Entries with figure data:
(begin)

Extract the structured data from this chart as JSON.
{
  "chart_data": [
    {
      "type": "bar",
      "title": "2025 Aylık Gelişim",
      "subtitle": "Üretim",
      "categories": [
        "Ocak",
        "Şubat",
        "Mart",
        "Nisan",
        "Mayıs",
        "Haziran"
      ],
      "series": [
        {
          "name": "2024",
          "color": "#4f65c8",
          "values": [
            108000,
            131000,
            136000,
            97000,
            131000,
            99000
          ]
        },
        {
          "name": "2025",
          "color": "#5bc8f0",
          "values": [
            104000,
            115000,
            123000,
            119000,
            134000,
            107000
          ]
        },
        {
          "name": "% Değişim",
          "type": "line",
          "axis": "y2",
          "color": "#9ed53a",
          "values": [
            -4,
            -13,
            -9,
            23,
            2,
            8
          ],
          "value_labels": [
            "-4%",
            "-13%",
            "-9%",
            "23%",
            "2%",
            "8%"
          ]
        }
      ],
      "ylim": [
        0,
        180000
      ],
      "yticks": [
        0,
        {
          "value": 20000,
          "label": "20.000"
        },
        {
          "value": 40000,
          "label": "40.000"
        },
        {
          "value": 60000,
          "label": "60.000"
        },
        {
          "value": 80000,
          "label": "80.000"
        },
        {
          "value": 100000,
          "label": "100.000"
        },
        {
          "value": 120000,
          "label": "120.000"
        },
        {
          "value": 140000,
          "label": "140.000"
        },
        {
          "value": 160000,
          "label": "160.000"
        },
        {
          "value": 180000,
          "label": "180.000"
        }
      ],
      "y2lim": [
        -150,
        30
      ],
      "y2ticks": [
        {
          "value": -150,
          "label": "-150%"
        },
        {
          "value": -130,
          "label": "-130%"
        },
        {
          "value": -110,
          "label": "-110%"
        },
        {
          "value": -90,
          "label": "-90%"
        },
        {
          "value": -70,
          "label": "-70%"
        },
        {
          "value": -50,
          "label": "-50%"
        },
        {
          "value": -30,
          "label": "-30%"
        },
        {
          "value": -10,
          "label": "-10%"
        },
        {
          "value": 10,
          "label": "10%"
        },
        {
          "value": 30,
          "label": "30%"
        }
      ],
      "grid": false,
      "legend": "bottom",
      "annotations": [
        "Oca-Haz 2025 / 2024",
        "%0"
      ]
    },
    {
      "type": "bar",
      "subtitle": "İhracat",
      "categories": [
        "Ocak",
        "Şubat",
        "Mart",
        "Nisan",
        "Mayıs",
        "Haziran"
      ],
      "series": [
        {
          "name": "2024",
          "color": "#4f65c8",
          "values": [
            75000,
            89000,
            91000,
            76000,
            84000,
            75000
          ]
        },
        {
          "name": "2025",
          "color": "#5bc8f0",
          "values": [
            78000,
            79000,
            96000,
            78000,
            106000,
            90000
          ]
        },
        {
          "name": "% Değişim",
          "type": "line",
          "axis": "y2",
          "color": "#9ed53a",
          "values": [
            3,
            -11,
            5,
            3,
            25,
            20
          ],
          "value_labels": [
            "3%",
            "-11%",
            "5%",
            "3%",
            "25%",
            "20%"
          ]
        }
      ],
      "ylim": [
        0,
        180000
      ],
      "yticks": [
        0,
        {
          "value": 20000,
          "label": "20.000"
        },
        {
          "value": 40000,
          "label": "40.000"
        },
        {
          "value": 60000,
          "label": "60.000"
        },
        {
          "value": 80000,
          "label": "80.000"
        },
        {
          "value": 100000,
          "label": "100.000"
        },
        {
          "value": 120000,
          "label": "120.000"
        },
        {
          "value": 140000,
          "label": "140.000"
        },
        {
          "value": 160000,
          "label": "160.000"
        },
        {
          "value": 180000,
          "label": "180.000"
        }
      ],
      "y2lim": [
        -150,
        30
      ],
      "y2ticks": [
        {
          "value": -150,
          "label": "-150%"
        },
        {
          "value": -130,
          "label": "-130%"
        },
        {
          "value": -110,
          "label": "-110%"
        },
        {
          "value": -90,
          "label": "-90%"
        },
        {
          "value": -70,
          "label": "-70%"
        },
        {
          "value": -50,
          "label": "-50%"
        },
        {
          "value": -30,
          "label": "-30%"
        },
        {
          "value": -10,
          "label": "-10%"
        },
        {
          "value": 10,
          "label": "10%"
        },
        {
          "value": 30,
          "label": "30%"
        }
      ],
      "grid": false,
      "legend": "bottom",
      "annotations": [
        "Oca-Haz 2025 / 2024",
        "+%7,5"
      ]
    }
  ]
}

(end)

[Task description]: Copy every line of the material, please, keeping it exactly the same.

[Answer to this problem]:
Extract the structured data from this chart as JSON.
{
  "chart_data": [
    {
      "type": "bar",
      "title": "2025 Aylık Gelişim",
      "subtitle": "Üretim",
      "categories": [
        "Ocak",
        "Şubat",
        "Mart",
        "Nisan",
        "Mayıs",
        "Haziran"
      ],
      "series": [
        {
          "name": "2024",
          "color": "#4f65c8",
          "values": [
            108000,
            131000,
            136000,
            97000,
            131000,
            99000
          ]
        },
        {
          "name": "2025",
          "color": "#5bc8f0",
          "values": [
            104000,
            115000,
            123000,
            119000,
            134000,
            107000
          ]
        },
        {
          "name": "% Değişim",
          "type": "line",
          "axis": "y2",
          "color": "#9ed53a",
          "values": [
            -4,
            -13,
            -9,
            23,
            2,
            8
          ],
          "value_labels": [
            "-4%",
            "-13%",
            "-9%",
            "23%",
            "2%",
            "8%"
          ]
        }
      ],
      "ylim": [
        0,
        180000
      ],
      "yticks": [
        0,
        {
          "value": 20000,
          "label": "20.000"
        },
        {
          "value": 40000,
          "label": "40.000"
        },
        {
          "value": 60000,
          "label": "60.000"
        },
        {
          "value": 80000,
          "label": "80.000"
        },
        {
          "value": 100000,
          "label": "100.000"
        },
        {
          "value": 120000,
          "label": "120.000"
        },
        {
          "value": 140000,
          "label": "140.000"
        },
        {
          "value": 160000,
          "label": "160.000"
        },
        {
          "value": 180000,
          "label": "180.000"
        }
      ],
      "y2lim": [
        -150,
        30
      ],
      "y2ticks": [
        {
          "value": -150,
          "label": "-150%"
        },
        {
          "value": -130,
          "label": "-130%"
        },
        {
          "value": -110,
          "label": "-110%"
        },
        {
          "value": -90,
          "label": "-90%"
        },
        {
          "value": -70,
          "label": "-70%"
        },
        {
          "value": -50,
          "label": "-50%"
        },
        {
          "value": -30,
          "label": "-30%"
        },
        {
          "value": -10,
          "label": "-10%"
        },
        {
          "value": 10,
          "label": "10%"
        },
        {
          "value": 30,
          "label": "30%"
        }
      ],
      "grid": false,
      "legend": "bottom",
      "annotations": [
        "Oca-Haz 2025 / 2024",
        "%0"
      ]
    },
    {
      "type": "bar",
      "subtitle": "İhracat",
      "categories": [
        "Ocak",
        "Şubat",
        "Mart",
        "Nisan",
        "Mayıs",
        "Haziran"
      ],
      "series": [
        {
          "name": "2024",
          "color": "#4f65c8",
          "values": [
            75000,
            89000,
            91000,
            76000,
            84000,
            75000
          ]
        },
        {
          "name": "2025",
          "color": "#5bc8f0",
          "values": [
            78000,
            79000,
            96000,
            78000,
            106000,
            90000
          ]
        },
        {
          "name": "% Değişim",
          "type": "line",
          "axis": "y2",
          "color": "#9ed53a",
          "values": [
            3,
            -11,
            5,
            3,
            25,
            20
          ],
          "value_labels": [
            "3%",
            "-11%",
            "5%",
            "3%",
            "25%",
            "20%"
          ]
        }
      ],
      "ylim": [
        0,
        180000
      ],
      "yticks": [
        0,
        {
          "value": 20000,
          "label": "20.000"
        },
        {
          "value": 40000,
          "label": "40.000"
        },
        {
          "value": 60000,
          "label": "60.000"
        },
        {
          "value": 80000,
          "label": "80.000"
        },
        {
          "value": 100000,
          "label": "100.000"
        },
        {
          "value": 120000,
          "label": "120.000"
        },
        {
          "value": 140000,
          "label": "140.000"
        },
        {
          "value": 160000,
          "label": "160.000"
        },
        {
          "value": 180000,
          "label": "180.000"
        }
      ],
      "y2lim": [
        -150,
        30
      ],
      "y2ticks": [
        {
          "value": -150,
          "label": "-150%"
        },
        {
          "value": -130,
          "label": "-130%"
        },
        {
          "value": -110,
          "label": "-110%"
        },
        {
          "value": -90,
          "label": "-90%"
        },
        {
          "value": -70,
          "label": "-70%"
        },
        {
          "value": -50,
          "label": "-50%"
        },
        {
          "value": -30,
          "label": "-30%"
        },
        {
          "value": -10,
          "label": "-10%"
        },
        {
          "value": 10,
          "label": "10%"
        },
        {
          "value": 30,
          "label": "30%"
        }
      ],
      "grid": false,
      "legend": "bottom",
      "annotations": [
        "Oca-Haz 2025 / 2024",
        "+%7,5"
      ]
    }
  ]
}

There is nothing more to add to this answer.